| Exercise |
Write the material out again exactly.

--- begin Dataset excerpts ---

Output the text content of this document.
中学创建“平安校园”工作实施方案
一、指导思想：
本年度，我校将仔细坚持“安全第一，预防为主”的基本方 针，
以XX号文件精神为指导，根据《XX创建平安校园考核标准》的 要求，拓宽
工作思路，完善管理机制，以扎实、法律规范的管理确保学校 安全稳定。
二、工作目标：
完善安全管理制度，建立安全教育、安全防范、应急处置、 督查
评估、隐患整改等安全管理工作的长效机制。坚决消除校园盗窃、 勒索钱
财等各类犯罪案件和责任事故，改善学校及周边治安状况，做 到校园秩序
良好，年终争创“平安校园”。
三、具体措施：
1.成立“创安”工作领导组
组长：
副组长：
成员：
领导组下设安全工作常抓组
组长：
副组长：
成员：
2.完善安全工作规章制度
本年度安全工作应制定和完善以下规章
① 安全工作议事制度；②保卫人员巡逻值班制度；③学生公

--- end Dataset excerpts ---

| Solved exercise |
Output the text content of this document.
中学创建“平安校园”工作实施方案
一、指导思想：
本年度，我校将仔细坚持“安全第一，预防为主”的基本方 针，
以XX号文件精神为指导，根据《XX创建平安校园考核标准》的 要求，拓宽
工作思路，完善管理机制，以扎实、法律规范的管理确保学校 安全稳定。
二、工作目标：
完善安全管理制度，建立安全教育、安全防范、应急处置、 督查
评估、隐患整改等安全管理工作的长效机制。坚决消除校园盗窃、 勒索钱
财等各类犯罪案件和责任事故，改善学校及周边治安状况，做 到校园秩序
良好，年终争创“平安校园”。
三、具体措施：
1.成立“创安”工作领导组
组长：
副组长：
成员：
领导组下设安全工作常抓组
组长：
副组长：
成员：
2.完善安全工作规章制度
本年度安全工作应制定和完善以下规章
① 安全工作议事制度；②保卫人员巡逻值班制度；③学生公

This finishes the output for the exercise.